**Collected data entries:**
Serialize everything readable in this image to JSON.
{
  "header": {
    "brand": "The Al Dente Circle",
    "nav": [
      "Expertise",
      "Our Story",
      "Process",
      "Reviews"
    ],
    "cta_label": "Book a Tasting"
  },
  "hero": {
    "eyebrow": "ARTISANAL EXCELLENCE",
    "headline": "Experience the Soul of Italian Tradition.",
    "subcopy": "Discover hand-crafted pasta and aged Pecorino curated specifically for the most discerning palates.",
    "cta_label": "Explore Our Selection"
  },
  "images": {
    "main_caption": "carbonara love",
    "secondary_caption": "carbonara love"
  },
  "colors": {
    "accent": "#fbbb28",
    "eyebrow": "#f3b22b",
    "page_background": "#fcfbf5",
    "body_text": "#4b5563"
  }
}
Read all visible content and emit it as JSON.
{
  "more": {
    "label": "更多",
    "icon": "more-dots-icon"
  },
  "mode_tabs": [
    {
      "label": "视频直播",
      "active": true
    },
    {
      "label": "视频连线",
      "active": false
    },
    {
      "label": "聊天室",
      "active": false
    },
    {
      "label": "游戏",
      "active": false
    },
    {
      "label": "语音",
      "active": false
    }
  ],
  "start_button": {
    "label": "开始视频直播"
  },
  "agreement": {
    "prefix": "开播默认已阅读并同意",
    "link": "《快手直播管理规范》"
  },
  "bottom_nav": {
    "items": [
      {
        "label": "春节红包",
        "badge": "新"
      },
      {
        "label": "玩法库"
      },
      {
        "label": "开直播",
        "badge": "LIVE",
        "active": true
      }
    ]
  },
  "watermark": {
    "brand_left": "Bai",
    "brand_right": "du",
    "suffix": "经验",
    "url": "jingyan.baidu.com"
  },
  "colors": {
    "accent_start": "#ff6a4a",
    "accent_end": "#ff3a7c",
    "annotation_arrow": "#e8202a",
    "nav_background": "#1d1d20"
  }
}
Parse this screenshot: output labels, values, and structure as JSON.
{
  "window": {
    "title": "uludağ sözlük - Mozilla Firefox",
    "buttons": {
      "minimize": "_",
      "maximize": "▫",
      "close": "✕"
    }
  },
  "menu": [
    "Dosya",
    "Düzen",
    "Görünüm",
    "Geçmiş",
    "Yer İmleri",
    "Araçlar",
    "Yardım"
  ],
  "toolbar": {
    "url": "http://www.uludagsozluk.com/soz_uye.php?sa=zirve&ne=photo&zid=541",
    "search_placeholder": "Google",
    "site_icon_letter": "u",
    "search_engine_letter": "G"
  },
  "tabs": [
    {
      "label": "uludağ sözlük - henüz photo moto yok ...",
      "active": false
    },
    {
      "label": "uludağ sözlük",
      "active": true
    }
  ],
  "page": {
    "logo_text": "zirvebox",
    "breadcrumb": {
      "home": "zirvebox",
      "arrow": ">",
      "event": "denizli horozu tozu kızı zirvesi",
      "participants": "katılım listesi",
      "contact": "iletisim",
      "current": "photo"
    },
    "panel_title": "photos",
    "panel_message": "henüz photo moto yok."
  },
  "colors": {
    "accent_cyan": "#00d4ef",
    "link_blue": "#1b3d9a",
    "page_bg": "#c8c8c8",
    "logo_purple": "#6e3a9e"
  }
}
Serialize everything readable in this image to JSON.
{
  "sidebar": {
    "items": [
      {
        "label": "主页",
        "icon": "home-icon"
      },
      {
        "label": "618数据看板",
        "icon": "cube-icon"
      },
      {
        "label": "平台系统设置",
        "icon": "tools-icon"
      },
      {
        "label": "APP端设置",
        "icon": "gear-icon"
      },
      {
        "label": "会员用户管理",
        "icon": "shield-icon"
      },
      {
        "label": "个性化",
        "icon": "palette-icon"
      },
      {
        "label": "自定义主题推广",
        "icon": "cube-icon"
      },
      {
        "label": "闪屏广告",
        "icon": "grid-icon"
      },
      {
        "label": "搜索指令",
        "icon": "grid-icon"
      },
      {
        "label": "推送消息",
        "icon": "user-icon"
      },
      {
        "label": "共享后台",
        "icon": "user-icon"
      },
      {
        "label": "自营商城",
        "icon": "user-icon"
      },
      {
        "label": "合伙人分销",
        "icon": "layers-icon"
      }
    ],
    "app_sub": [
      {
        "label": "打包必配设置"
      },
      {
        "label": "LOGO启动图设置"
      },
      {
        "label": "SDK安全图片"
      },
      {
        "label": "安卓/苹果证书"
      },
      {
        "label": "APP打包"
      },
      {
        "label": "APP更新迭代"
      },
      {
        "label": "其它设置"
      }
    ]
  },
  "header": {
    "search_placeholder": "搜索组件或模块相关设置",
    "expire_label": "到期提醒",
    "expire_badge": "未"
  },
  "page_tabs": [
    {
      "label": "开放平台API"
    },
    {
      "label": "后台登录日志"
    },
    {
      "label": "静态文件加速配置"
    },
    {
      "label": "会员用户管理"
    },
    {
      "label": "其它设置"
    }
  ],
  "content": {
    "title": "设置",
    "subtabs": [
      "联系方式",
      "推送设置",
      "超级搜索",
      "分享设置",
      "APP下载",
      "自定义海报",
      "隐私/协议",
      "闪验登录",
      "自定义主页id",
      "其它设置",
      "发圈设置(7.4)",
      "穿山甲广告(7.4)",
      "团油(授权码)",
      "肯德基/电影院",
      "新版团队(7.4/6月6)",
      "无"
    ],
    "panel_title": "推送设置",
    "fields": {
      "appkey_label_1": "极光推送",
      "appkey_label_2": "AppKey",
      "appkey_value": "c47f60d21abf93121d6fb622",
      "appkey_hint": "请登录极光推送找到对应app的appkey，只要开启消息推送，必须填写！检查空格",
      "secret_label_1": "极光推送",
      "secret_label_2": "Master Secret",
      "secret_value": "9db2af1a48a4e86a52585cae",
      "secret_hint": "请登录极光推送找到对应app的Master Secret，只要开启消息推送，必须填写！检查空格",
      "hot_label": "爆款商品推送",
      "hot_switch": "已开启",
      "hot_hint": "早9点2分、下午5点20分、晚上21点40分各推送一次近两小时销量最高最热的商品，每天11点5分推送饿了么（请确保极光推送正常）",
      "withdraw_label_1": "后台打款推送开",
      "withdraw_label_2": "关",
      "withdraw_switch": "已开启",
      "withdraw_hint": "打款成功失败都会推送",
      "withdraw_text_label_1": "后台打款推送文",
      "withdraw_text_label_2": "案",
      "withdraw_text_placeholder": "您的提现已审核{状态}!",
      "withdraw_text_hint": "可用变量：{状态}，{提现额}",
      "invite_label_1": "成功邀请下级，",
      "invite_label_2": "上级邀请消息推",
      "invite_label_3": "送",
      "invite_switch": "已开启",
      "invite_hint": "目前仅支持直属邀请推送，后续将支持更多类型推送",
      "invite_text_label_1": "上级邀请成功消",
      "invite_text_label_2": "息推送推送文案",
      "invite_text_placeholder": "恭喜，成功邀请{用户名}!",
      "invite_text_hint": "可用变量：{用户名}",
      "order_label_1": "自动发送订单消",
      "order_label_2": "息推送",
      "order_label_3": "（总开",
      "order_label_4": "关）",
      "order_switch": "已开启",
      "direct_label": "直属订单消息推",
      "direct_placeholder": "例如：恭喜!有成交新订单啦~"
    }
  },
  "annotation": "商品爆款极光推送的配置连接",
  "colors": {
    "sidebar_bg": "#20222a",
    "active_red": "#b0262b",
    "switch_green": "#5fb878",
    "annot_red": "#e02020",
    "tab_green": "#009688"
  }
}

**Stated task:** Reproduce the complete data exactly as presented above.

**Solution to this task:**
Serialize everything readable in this image to JSON.
{
  "header": {
    "brand": "The Al Dente Circle",
    "nav": [
      "Expertise",
      "Our Story",
      "Process",
      "Reviews"
    ],
    "cta_label": "Book a Tasting"
  },
  "hero": {
    "eyebrow": "ARTISANAL EXCELLENCE",
    "headline": "Experience the Soul of Italian Tradition.",
    "subcopy": "Discover hand-crafted pasta and aged Pecorino curated specifically for the most discerning palates.",
    "cta_label": "Explore Our Selection"
  },
  "images": {
    "main_caption": "carbonara love",
    "secondary_caption": "carbonara love"
  },
  "colors": {
    "accent": "#fbbb28",
    "eyebrow": "#f3b22b",
    "page_background": "#fcfbf5",
    "body_text": "#4b5563"
  }
}
Read all visible content and emit it as JSON.
{
  "more": {
    "label": "更多",
    "icon": "more-dots-icon"
  },
  "mode_tabs": [
    {
      "label": "视频直播",
      "active": true
    },
    {
      "label": "视频连线",
      "active": false
    },
    {
      "label": "聊天室",
      "active": false
    },
    {
      "label": "游戏",
      "active": false
    },
    {
      "label": "语音",
      "active": false
    }
  ],
  "start_button": {
    "label": "开始视频直播"
  },
  "agreement": {
    "prefix": "开播默认已阅读并同意",
    "link": "《快手直播管理规范》"
  },
  "bottom_nav": {
    "items": [
      {
        "label": "春节红包",
        "badge": "新"
      },
      {
        "label": "玩法库"
      },
      {
        "label": "开直播",
        "badge": "LIVE",
        "active": true
      }
    ]
  },
  "watermark": {
    "brand_left": "Bai",
    "brand_right": "du",
    "suffix": "经验",
    "url": "jingyan.baidu.com"
  },
  "colors": {
    "accent_start": "#ff6a4a",
    "accent_end": "#ff3a7c",
    "annotation_arrow": "#e8202a",
    "nav_background": "#1d1d20"
  }
}
Parse this screenshot: output labels, values, and structure as JSON.
{
  "window": {
    "title": "uludağ sözlük - Mozilla Firefox",
    "buttons": {
      "minimize": "_",
      "maximize": "▫",
      "close": "✕"
    }
  },
  "menu": [
    "Dosya",
    "Düzen",
    "Görünüm",
    "Geçmiş",
    "Yer İmleri",
    "Araçlar",
    "Yardım"
  ],
  "toolbar": {
    "url": "http://www.uludagsozluk.com/soz_uye.php?sa=zirve&ne=photo&zid=541",
    "search_placeholder": "Google",
    "site_icon_letter": "u",
    "search_engine_letter": "G"
  },
  "tabs": [
    {
      "label": "uludağ sözlük - henüz photo moto yok ...",
      "active": false
    },
    {
      "label": "uludağ sözlük",
      "active": true
    }
  ],
  "page": {
    "logo_text": "zirvebox",
    "breadcrumb": {
      "home": "zirvebox",
      "arrow": ">",
      "event": "denizli horozu tozu kızı zirvesi",
      "participants": "katılım listesi",
      "contact": "iletisim",
      "current": "photo"
    },
    "panel_title": "photos",
    "panel_message": "henüz photo moto yok."
  },
  "colors": {
    "accent_cyan": "#00d4ef",
    "link_blue": "#1b3d9a",
    "page_bg": "#c8c8c8",
    "logo_purple": "#6e3a9e"
  }
}
Serialize everything readable in this image to JSON.
{
  "sidebar": {
    "items": [
      {
        "label": "主页",
        "icon": "home-icon"
      },
      {
        "label": "618数据看板",
        "icon": "cube-icon"
      },
      {
        "label": "平台系统设置",
        "icon": "tools-icon"
      },
      {
        "label": "APP端设置",
        "icon": "gear-icon"
      },
      {
        "label": "会员用户管理",
        "icon": "shield-icon"
      },
      {
        "label": "个性化",
        "icon": "palette-icon"
      },
      {
        "label": "自定义主题推广",
        "icon": "cube-icon"
      },
      {
        "label": "闪屏广告",
        "icon": "grid-icon"
      },
      {
        "label": "搜索指令",
        "icon": "grid-icon"
      },
      {
        "label": "推送消息",
        "icon": "user-icon"
      },
      {
        "label": "共享后台",
        "icon": "user-icon"
      },
      {
        "label": "自营商城",
        "icon": "user-icon"
      },
      {
        "label": "合伙人分销",
        "icon": "layers-icon"
      }
    ],
    "app_sub": [
      {
        "label": "打包必配设置"
      },
      {
        "label": "LOGO启动图设置"
      },
      {
        "label": "SDK安全图片"
      },
      {
        "label": "安卓/苹果证书"
      },
      {
        "label": "APP打包"
      },
      {
        "label": "APP更新迭代"
      },
      {
        "label": "其它设置"
      }
    ]
  },
  "header": {
    "search_placeholder": "搜索组件或模块相关设置",
    "expire_label": "到期提醒",
    "expire_badge": "未"
  },
  "page_tabs": [
    {
      "label": "开放平台API"
    },
    {
      "label": "后台登录日志"
    },
    {
      "label": "静态文件加速配置"
    },
    {
      "label": "会员用户管理"
    },
    {
      "label": "其它设置"
    }
  ],
  "content": {
    "title": "设置",
    "subtabs": [
      "联系方式",
      "推送设置",
      "超级搜索",
      "分享设置",
      "APP下载",
      "自定义海报",
      "隐私/协议",
      "闪验登录",
      "自定义主页id",
      "其它设置",
      "发圈设置(7.4)",
      "穿山甲广告(7.4)",
      "团油(授权码)",
      "肯德基/电影院",
      "新版团队(7.4/6月6)",
      "无"
    ],
    "panel_title": "推送设置",
    "fields": {
      "appkey_label_1": "极光推送",
      "appkey_label_2": "AppKey",
      "appkey_value": "c47f60d21abf93121d6fb622",
      "appkey_hint": "请登录极光推送找到对应app的appkey，只要开启消息推送，必须填写！检查空格",
      "secret_label_1": "极光推送",
      "secret_label_2": "Master Secret",
      "secret_value": "9db2af1a48a4e86a52585cae",
      "secret_hint": "请登录极光推送找到对应app的Master Secret，只要开启消息推送，必须填写！检查空格",
      "hot_label": "爆款商品推送",
      "hot_switch": "已开启",
      "hot_hint": "早9点2分、下午5点20分、晚上21点40分各推送一次近两小时销量最高最热的商品，每天11点5分推送饿了么（请确保极光推送正常）",
      "withdraw_label_1": "后台打款推送开",
      "withdraw_label_2": "关",
      "withdraw_switch": "已开启",
      "withdraw_hint": "打款成功失败都会推送",
      "withdraw_text_label_1": "后台打款推送文",
      "withdraw_text_label_2": "案",
      "withdraw_text_placeholder": "您的提现已审核{状态}!",
      "withdraw_text_hint": "可用变量：{状态}，{提现额}",
      "invite_label_1": "成功邀请下级，",
      "invite_label_2": "上级邀请消息推",
      "invite_label_3": "送",
      "invite_switch": "已开启",
      "invite_hint": "目前仅支持直属邀请推送，后续将支持更多类型推送",
      "invite_text_label_1": "上级邀请成功消",
      "invite_text_label_2": "息推送推送文案",
      "invite_text_placeholder": "恭喜，成功邀请{用户名}!",
      "invite_text_hint": "可用变量：{用户名}",
      "order_label_1": "自动发送订单消",
      "order_label_2": "息推送",
      "order_label_3": "（总开",
      "order_label_4": "关）",
      "order_switch": "已开启",
      "direct_label": "直属订单消息推",
      "direct_placeholder": "例如：恭喜!有成交新订单啦~"
    }
  },
  "annotation": "商品爆款极光推送的配置连接",
  "colors": {
    "sidebar_bg": "#20222a",
    "active_red": "#b0262b",
    "switch_green": "#5fb878",
    "annot_red": "#e02020",
    "tab_green": "#009688"
  }
}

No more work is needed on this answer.